**Work instructions:**
A) From the Nancy Hall biography, reproduce word for word the passage that begins with the words containing "Personal details" and ends with "husband, Crip Hall.".
B) Name every governor the Nancy Hall biography lists as serving during her time as Arkansas State Treasurer.
C) Pick up the Nancy Hall biography after its final sentence and keep writing.

**Selection:**
┌──
Arkansas State Treasurer
- In office January 1963 – January 1981
- Governor: Orval Faubus Winthrop Rockefeller Dale Bumpers David Pryor Bill Clinton
- Preceded by: Lee Arthur Clayton
- Succeeded by: Jimmie Lou Fisher

Secretary of State of Arkansas
- In office 1961–1963
- Governor: Orval Faubus
- Preceded by: Claris G. “Crip” Hall
- Succeeded by: Kelly Bryant

Personal details
- Born: October 5, 1904 Prescott, Arkansas, U.S.
- Died: January 1, 1991 (aged 86)
- Party: Democratic
- Spouse: Crip Hall ​(m. 1929)​

= Nancy Hall =

American politician from Arkansas

Nancy Pearl Johnson Hall (October 5, 1904 – January 1, 1991) was the first female Arkansas State Treasurer, serving as a Democrat from 1963 to 1981. Prior to becoming Treasurer, Hall was appointed Secretary of State of Arkansas by Governor Orval Faubus in 1961, after the death of her husband, Crip Hall.

Upon her election in 1962, she became the first woman to be elected to a constitutional office in Arkansas.
└──
**Source material:**
┌──
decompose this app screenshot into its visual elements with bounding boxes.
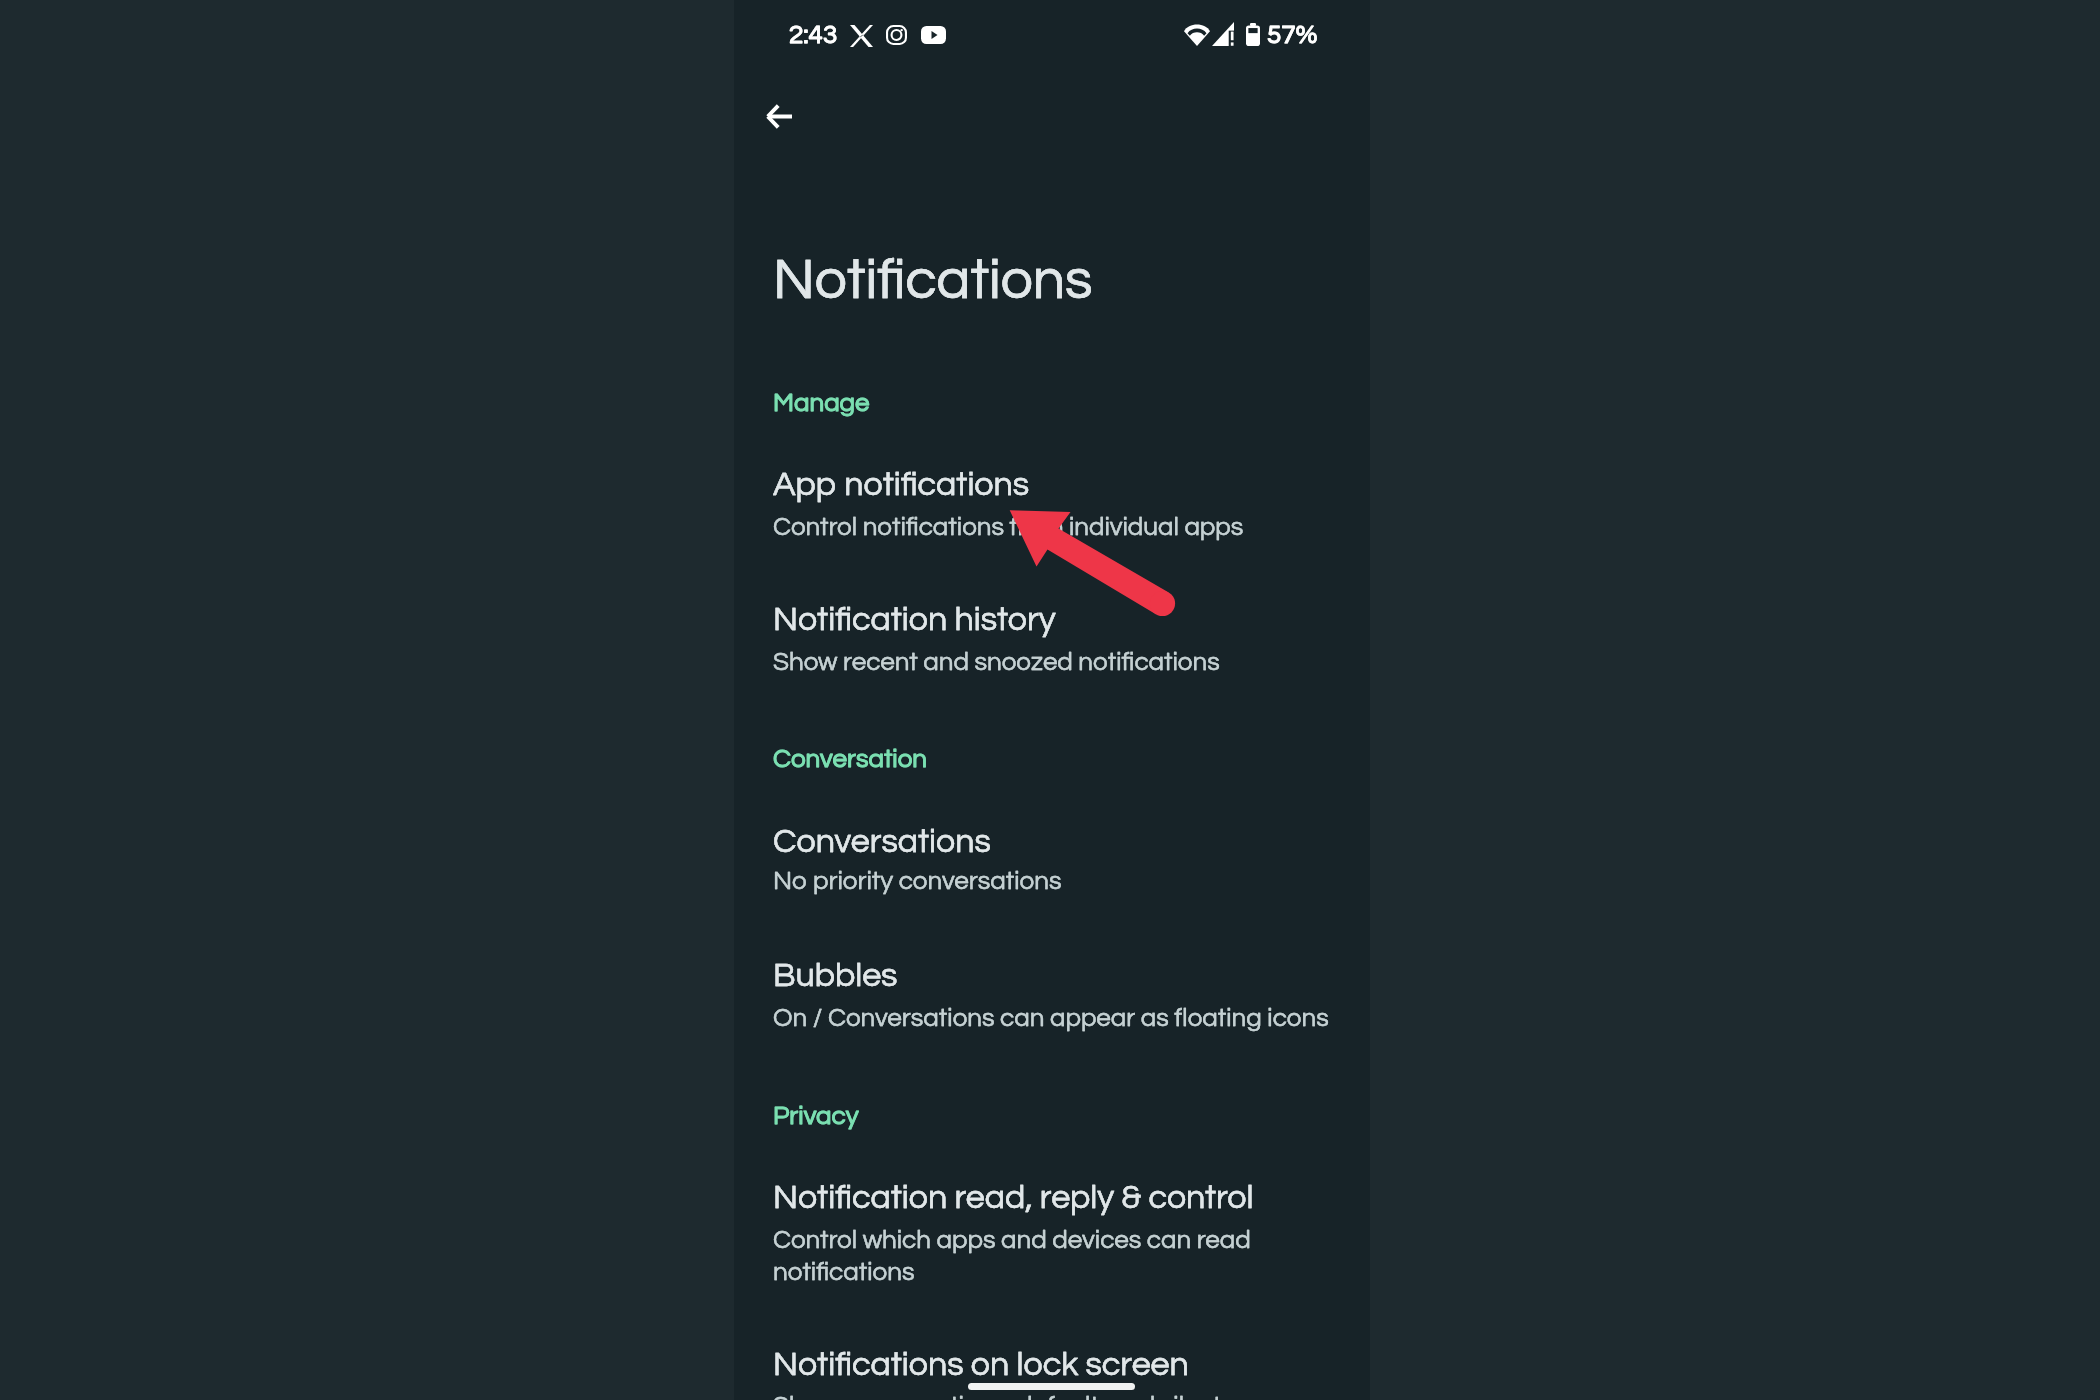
└──
**Exercise answers:**
A)
Personal details
- Born: October 5, 1904 Prescott, Arkansas, U.S.
- Died: January 1, 1991 (aged 86)
- Party: Democratic
- Spouse: Crip Hall ​(m. 1929)​

= Nancy Hall =

American politician from Arkansas

Nancy Pearl Johnson Hall (October 5, 1904 – January 1, 1991) was the first female Arkansas State Treasurer, serving as a Democrat from 1963 to 1981. Prior to becoming Treasurer, Hall was appointed Secretary of State of Arkansas by Governor Orval Faubus in 1961, after the death of her husband, Crip Hall.

B) Orval Faubus, Winthrop Rockefeller, Dale Bumpers, David Pryor, Bill Clinton

C)
== Early life ==
Nancy Pearl Johnson was born on October 5, 1904, in Prescott, Arkansas, to George Sim Johnson and Minnie Bryan Johnson. From the age of 6 she lived in Little Rock, Arkansas, and attended Little Rock Public Schools. Her early career included work as staff for the Arkansas Legislative Council and Arkansas Commissioner of State Lands. Johnson married Claris G. "Crip" Hall on October 5, 1929, and had one daughter. When Crip became Arkansas Secretary of State in 1936 Nancy Hall joined his staff.

== Secretary of State ==
When Crip died in 1961, Governor Orval Faubus appointed Nancy to serve the remained of his term, in a practice sometimes referred to as widow's succession. Upon her appointment, Hall became the first woman to hold constitutional office in Arkansas. As Secretary of State, Hall oversaw maintenance of the Arkansas State Capitol Building, and attracted attention by arguing that a state Easter service on the Capitol grounds should be cancelled rather than desegregated. Arkansas law prohibited appointees to vacant positions from running for the same office in the subsequent election, and Hall instead sought election as State Treasurer.

== State Treasurer ==
Hall was elected State Treasurer in 1962, and became the first woman elected to constitutional office in Arkansas, and the second woman to win a statewide election after Senator Hattie Caraway. As Treasurer, Hall oversaw the automation and computerization of state accounting procedures.

== Retirement ==
Hall did not run for reelection in 1980. After serving for 18 years and 9 terms, Hall left office in 1981 and was succeeded by Jimmie Lou Fisher. Hall died on January 1, 1991, at age 86.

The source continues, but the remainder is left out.